Aim: What follows is a listing; give it again exactly, in its entirety.

Stored data:
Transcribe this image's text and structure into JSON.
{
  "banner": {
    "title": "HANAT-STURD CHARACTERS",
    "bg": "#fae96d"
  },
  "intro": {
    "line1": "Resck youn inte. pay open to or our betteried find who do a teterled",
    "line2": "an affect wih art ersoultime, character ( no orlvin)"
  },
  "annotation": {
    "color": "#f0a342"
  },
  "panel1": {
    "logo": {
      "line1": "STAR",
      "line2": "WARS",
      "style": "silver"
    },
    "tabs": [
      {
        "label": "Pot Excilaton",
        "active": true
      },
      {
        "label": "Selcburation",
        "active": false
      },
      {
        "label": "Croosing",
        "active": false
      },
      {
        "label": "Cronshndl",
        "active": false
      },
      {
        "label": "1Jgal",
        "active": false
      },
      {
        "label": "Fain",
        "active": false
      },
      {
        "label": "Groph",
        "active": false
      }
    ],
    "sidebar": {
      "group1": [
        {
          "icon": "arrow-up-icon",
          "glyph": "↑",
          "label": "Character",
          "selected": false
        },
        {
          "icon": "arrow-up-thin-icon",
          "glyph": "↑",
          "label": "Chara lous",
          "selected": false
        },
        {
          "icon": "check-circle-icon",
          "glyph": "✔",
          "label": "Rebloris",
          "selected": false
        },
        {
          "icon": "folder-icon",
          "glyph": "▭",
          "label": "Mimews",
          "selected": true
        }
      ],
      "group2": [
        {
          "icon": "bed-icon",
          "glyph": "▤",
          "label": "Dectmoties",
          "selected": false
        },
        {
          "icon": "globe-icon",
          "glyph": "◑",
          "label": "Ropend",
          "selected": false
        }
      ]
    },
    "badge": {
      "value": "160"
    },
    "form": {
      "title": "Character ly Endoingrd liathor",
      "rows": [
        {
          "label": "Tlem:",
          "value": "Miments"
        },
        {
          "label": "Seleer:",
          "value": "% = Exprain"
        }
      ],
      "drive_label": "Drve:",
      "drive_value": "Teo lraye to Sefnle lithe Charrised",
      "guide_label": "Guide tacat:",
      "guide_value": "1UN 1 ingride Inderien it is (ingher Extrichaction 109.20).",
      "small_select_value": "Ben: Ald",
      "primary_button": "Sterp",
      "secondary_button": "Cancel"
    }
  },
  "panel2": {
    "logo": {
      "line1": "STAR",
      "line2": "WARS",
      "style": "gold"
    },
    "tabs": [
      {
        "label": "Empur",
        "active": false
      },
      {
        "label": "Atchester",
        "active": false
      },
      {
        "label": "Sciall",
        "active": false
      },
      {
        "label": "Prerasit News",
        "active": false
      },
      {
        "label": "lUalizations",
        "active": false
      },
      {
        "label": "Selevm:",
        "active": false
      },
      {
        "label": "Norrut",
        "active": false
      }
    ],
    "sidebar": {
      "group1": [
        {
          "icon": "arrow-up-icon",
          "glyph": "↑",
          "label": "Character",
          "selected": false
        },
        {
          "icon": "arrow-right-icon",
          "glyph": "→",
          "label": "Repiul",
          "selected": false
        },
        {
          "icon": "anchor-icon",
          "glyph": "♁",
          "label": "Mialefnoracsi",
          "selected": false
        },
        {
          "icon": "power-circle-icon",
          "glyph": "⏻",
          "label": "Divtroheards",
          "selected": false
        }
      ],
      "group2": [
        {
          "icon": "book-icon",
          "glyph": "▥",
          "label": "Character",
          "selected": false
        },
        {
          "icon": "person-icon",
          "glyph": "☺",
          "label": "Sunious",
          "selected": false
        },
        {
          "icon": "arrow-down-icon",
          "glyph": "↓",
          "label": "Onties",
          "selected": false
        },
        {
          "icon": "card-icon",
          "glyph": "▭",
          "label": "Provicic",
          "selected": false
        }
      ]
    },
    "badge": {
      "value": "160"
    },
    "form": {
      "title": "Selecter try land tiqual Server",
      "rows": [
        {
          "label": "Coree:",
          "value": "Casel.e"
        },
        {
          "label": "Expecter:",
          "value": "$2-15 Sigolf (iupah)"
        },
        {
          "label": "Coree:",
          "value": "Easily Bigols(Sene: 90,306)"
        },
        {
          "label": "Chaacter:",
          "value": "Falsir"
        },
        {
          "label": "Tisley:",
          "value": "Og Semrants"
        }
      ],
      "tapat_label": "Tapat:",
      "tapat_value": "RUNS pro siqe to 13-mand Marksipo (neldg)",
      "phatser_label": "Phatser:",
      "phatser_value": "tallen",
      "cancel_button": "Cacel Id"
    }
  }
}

Task answer:
Transcribe this image's text and structure into JSON.
{
  "banner": {
    "title": "HANAT-STURD CHARACTERS",
    "bg": "#fae96d"
  },
  "intro": {
    "line1": "Resck youn inte. pay open to or our betteried find who do a teterled",
    "line2": "an affect wih art ersoultime, character ( no orlvin)"
  },
  "annotation": {
    "color": "#f0a342"
  },
  "panel1": {
    "logo": {
      "line1": "STAR",
      "line2": "WARS",
      "style": "silver"
    },
    "tabs": [
      {
        "label": "Pot Excilaton",
        "active": true
      },
      {
        "label": "Selcburation",
        "active": false
      },
      {
        "label": "Croosing",
        "active": false
      },
      {
        "label": "Cronshndl",
        "active": false
      },
      {
        "label": "1Jgal",
        "active": false
      },
      {
        "label": "Fain",
        "active": false
      },
      {
        "label": "Groph",
        "active": false
      }
    ],
    "sidebar": {
      "group1": [
        {
          "icon": "arrow-up-icon",
          "glyph": "↑",
          "label": "Character",
          "selected": false
        },
        {
          "icon": "arrow-up-thin-icon",
          "glyph": "↑",
          "label": "Chara lous",
          "selected": false
        },
        {
          "icon": "check-circle-icon",
          "glyph": "✔",
          "label": "Rebloris",
          "selected": false
        },
        {
          "icon": "folder-icon",
          "glyph": "▭",
          "label": "Mimews",
          "selected": true
        }
      ],
      "group2": [
        {
          "icon": "bed-icon",
          "glyph": "▤",
          "label": "Dectmoties",
          "selected": false
        },
        {
          "icon": "globe-icon",
          "glyph": "◑",
          "label": "Ropend",
          "selected": false
        }
      ]
    },
    "badge": {
      "value": "160"
    },
    "form": {
      "title": "Character ly Endoingrd liathor",
      "rows": [
        {
          "label": "Tlem:",
          "value": "Miments"
        },
        {
          "label": "Seleer:",
          "value": "% = Exprain"
        }
      ],
      "drive_label": "Drve:",
      "drive_value": "Teo lraye to Sefnle lithe Charrised",
      "guide_label": "Guide tacat:",
      "guide_value": "1UN 1 ingride Inderien it is (ingher Extrichaction 109.20).",
      "small_select_value": "Ben: Ald",
      "primary_button": "Sterp",
      "secondary_button": "Cancel"
    }
  },
  "panel2": {
    "logo": {
      "line1": "STAR",
      "line2": "WARS",
      "style": "gold"
    },
    "tabs": [
      {
        "label": "Empur",
        "active": false
      },
      {
        "label": "Atchester",
        "active": false
      },
      {
        "label": "Sciall",
        "active": false
      },
      {
        "label": "Prerasit News",
        "active": false
      },
      {
        "label": "lUalizations",
        "active": false
      },
      {
        "label": "Selevm:",
        "active": false
      },
      {
        "label": "Norrut",
        "active": false
      }
    ],
    "sidebar": {
      "group1": [
        {
          "icon": "arrow-up-icon",
          "glyph": "↑",
          "label": "Character",
          "selected": false
        },
        {
          "icon": "arrow-right-icon",
          "glyph": "→",
          "label": "Repiul",
          "selected": false
        },
        {
          "icon": "anchor-icon",
          "glyph": "♁",
          "label": "Mialefnoracsi",
          "selected": false
        },
        {
          "icon": "power-circle-icon",
          "glyph": "⏻",
          "label": "Divtroheards",
          "selected": false
        }
      ],
      "group2": [
        {
          "icon": "book-icon",
          "glyph": "▥",
          "label": "Character",
          "selected": false
        },
        {
          "icon": "person-icon",
          "glyph": "☺",
          "label": "Sunious",
          "selected": false
        },
        {
          "icon": "arrow-down-icon",
          "glyph": "↓",
          "label": "Onties",
          "selected": false
        },
        {
          "icon": "card-icon",
          "glyph": "▭",
          "label": "Provicic",
          "selected": false
        }
      ]
    },
    "badge": {
      "value": "160"
    },
    "form": {
      "title": "Selecter try land tiqual Server",
      "rows": [
        {
          "label": "Coree:",
          "value": "Casel.e"
        },
        {
          "label": "Expecter:",
          "value": "$2-15 Sigolf (iupah)"
        },
        {
          "label": "Coree:",
          "value": "Easily Bigols(Sene: 90,306)"
        },
        {
          "label": "Chaacter:",
          "value": "Falsir"
        },
        {
          "label": "Tisley:",
          "value": "Og Semrants"
        }
      ],
      "tapat_label": "Tapat:",
      "tapat_value": "RUNS pro siqe to 13-mand Marksipo (neldg)",
      "phatser_label": "Phatser:",
      "phatser_value": "tallen",
      "cancel_button": "Cacel Id"
    }
  }
}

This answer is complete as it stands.